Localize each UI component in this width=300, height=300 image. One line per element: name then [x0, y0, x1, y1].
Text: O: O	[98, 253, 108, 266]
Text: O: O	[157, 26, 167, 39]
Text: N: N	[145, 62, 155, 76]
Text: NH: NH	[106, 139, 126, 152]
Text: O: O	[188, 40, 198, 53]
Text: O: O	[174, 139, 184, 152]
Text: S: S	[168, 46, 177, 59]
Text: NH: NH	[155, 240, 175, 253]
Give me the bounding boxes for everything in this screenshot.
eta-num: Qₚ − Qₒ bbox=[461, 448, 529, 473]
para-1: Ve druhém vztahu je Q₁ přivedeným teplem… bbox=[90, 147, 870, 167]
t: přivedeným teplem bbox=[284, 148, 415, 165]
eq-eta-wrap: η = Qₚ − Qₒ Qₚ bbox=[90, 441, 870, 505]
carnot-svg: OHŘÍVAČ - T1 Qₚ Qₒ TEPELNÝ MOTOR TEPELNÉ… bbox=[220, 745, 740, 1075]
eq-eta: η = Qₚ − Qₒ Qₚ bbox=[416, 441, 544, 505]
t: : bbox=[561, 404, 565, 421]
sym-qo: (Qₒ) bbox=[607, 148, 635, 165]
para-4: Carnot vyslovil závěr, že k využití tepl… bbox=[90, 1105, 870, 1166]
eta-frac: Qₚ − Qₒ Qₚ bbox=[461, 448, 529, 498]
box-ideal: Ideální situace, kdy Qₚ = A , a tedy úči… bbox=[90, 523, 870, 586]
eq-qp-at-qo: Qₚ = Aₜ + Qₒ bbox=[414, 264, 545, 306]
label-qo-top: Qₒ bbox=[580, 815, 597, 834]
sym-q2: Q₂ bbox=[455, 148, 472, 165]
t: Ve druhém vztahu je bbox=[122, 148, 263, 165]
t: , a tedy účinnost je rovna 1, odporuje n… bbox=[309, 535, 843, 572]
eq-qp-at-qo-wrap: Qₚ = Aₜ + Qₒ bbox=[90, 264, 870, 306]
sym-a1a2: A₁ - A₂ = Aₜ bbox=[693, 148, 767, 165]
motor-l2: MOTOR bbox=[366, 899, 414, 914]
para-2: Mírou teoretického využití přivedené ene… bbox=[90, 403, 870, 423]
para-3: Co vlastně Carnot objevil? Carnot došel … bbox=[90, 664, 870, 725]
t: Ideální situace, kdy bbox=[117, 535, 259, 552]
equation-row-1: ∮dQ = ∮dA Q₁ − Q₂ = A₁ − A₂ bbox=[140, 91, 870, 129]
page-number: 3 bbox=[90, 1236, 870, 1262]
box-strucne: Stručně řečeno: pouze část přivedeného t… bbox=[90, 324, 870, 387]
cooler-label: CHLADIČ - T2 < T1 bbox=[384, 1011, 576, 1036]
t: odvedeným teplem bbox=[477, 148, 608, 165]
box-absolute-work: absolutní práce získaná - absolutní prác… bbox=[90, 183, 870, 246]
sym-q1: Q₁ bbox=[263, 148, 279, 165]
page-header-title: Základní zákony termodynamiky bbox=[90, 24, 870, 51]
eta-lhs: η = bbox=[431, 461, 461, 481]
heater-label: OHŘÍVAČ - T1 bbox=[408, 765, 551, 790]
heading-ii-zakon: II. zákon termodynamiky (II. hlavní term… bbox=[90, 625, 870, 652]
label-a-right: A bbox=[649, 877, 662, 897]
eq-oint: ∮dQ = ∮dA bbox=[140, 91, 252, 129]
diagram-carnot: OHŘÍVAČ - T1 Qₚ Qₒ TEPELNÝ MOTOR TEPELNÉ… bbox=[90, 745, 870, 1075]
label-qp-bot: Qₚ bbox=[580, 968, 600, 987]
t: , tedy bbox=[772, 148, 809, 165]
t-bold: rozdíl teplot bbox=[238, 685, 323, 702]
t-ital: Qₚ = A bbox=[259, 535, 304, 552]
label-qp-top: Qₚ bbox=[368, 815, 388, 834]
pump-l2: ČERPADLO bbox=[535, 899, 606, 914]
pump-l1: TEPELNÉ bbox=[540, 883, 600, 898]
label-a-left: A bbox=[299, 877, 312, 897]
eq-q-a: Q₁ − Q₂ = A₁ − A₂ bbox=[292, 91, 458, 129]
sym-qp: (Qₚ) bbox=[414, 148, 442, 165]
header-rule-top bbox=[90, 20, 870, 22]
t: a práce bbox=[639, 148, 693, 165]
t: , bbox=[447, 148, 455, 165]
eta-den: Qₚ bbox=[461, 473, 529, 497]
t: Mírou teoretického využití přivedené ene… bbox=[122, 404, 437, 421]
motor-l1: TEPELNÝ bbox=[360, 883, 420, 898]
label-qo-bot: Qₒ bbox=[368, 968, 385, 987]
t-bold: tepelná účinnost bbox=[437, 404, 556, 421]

● REQUEST
Put the records above into a Markdown table with two columns, Row and Record line. Number each line in Row and leave out any blank lines.

● EXERCISE RESULT
| Row | Record line |
|---|---|
| 1 | Localize each UI component in this width=300, height=300 image. One line per element: name then [x0, y0, x1, y1]. |
| 2 | Text: O: O	[98, 253, 108, 266] |
| 3 | Text: O: O	[157, 26, 167, 39] |
| 4 | Text: N: N	[145, 62, 155, 76] |
| 5 | Text: NH: NH	[106, 139, 126, 152] |
| 6 | Text: O: O	[188, 40, 198, 53] |
| 7 | Text: O: O	[174, 139, 184, 152] |
| 8 | Text: S: S	[168, 46, 177, 59] |
| 9 | Text: NH: NH	[155, 240, 175, 253] |
| 10 | Give me the bounding boxes for everything in this screenshot. |
| 11 | eta-num: Qₚ − Qₒ bbox=[461, 448, 529, 473] |
| 12 | para-1: Ve druhém vztahu je Q₁ přivedeným teplem… bbox=[90, 147, 870, 167] |
| 13 | t: přivedeným teplem bbox=[284, 148, 415, 165] |
| 14 | eq-eta-wrap: η = Qₚ − Qₒ Qₚ bbox=[90, 441, 870, 505] |
| 15 | carnot-svg: OHŘÍVAČ - T1 Qₚ Qₒ TEPELNÝ MOTOR TEPELNÉ… bbox=[220, 745, 740, 1075] |
| 16 | eq-eta: η = Qₚ − Qₒ Qₚ bbox=[416, 441, 544, 505] |
| 17 | t: : bbox=[561, 404, 565, 421] |
| 18 | sym-qo: (Qₒ) bbox=[607, 148, 635, 165] |
| 19 | para-4: Carnot vyslovil závěr, že k využití tepl… bbox=[90, 1105, 870, 1166] |
| 20 | eta-frac: Qₚ − Qₒ Qₚ bbox=[461, 448, 529, 498] |
| 21 | box-ideal: Ideální situace, kdy Qₚ = A , a tedy úči… bbox=[90, 523, 870, 586] |
| 22 | eq-qp-at-qo: Qₚ = Aₜ + Qₒ bbox=[414, 264, 545, 306] |
| 23 | label-qo-top: Qₒ bbox=[580, 815, 597, 834] |
| 24 | sym-q2: Q₂ bbox=[455, 148, 472, 165] |
| 25 | t: Ve druhém vztahu je bbox=[122, 148, 263, 165] |
| 26 | t: , a tedy účinnost je rovna 1, odporuje n… bbox=[309, 535, 843, 572] |
| 27 | eq-qp-at-qo-wrap: Qₚ = Aₜ + Qₒ bbox=[90, 264, 870, 306] |
| 28 | sym-a1a2: A₁ - A₂ = Aₜ bbox=[693, 148, 767, 165] |
| 29 | motor-l2: MOTOR bbox=[366, 899, 414, 914] |
| 30 | para-2: Mírou teoretického využití přivedené ene… bbox=[90, 403, 870, 423] |
| 31 | para-3: Co vlastně Carnot objevil? Carnot došel … bbox=[90, 664, 870, 725] |
| 32 | t: Ideální situace, kdy bbox=[117, 535, 259, 552] |
| 33 | equation-row-1: ∮dQ = ∮dA Q₁ − Q₂ = A₁ − A₂ bbox=[140, 91, 870, 129] |
| 34 | page-number: 3 bbox=[90, 1236, 870, 1262] |
| 35 | box-strucne: Stručně řečeno: pouze část přivedeného t… bbox=[90, 324, 870, 387] |
| 36 | cooler-label: CHLADIČ - T2 < T1 bbox=[384, 1011, 576, 1036] |
| 37 | t: odvedeným teplem bbox=[477, 148, 608, 165] |
| 38 | box-absolute-work: absolutní práce získaná - absolutní prác… bbox=[90, 183, 870, 246] |
| 39 | sym-q1: Q₁ bbox=[263, 148, 279, 165] |
| 40 | page-header-title: Základní zákony termodynamiky bbox=[90, 24, 870, 51] |
| 41 | eta-lhs: η = bbox=[431, 461, 461, 481] |
| 42 | heater-label: OHŘÍVAČ - T1 bbox=[408, 765, 551, 790] |
| 43 | heading-ii-zakon: II. zákon termodynamiky (II. hlavní term… bbox=[90, 625, 870, 652] |
| 44 | label-a-right: A bbox=[649, 877, 662, 897] |
| 45 | eq-oint: ∮dQ = ∮dA bbox=[140, 91, 252, 129] |
| 46 | diagram-carnot: OHŘÍVAČ - T1 Qₚ Qₒ TEPELNÝ MOTOR TEPELNÉ… bbox=[90, 745, 870, 1075] |
| 47 | label-qp-bot: Qₚ bbox=[580, 968, 600, 987] |
| 48 | t: , tedy bbox=[772, 148, 809, 165] |
| 49 | t-bold: rozdíl teplot bbox=[238, 685, 323, 702] |
| 50 | t-ital: Qₚ = A bbox=[259, 535, 304, 552] |
| 51 | label-qp-top: Qₚ bbox=[368, 815, 388, 834] |
| 52 | pump-l2: ČERPADLO bbox=[535, 899, 606, 914] |
| 53 | pump-l1: TEPELNÉ bbox=[540, 883, 600, 898] |
| 54 | label-a-left: A bbox=[299, 877, 312, 897] |
| 55 | eq-q-a: Q₁ − Q₂ = A₁ − A₂ bbox=[292, 91, 458, 129] |
| 56 | sym-qp: (Qₚ) bbox=[414, 148, 442, 165] |
| 57 | header-rule-top bbox=[90, 20, 870, 22] |
| 58 | t: a práce bbox=[639, 148, 693, 165] |
| 59 | t: , bbox=[447, 148, 455, 165] |
| 60 | eta-den: Qₚ bbox=[461, 473, 529, 497] |
| 61 | t: Mírou teoretického využití přivedené ene… bbox=[122, 404, 437, 421] |
| 62 | motor-l1: TEPELNÝ bbox=[360, 883, 420, 898] |
| 63 | label-qo-bot: Qₒ bbox=[368, 968, 385, 987] |
| 64 | t-bold: tepelná účinnost bbox=[437, 404, 556, 421] |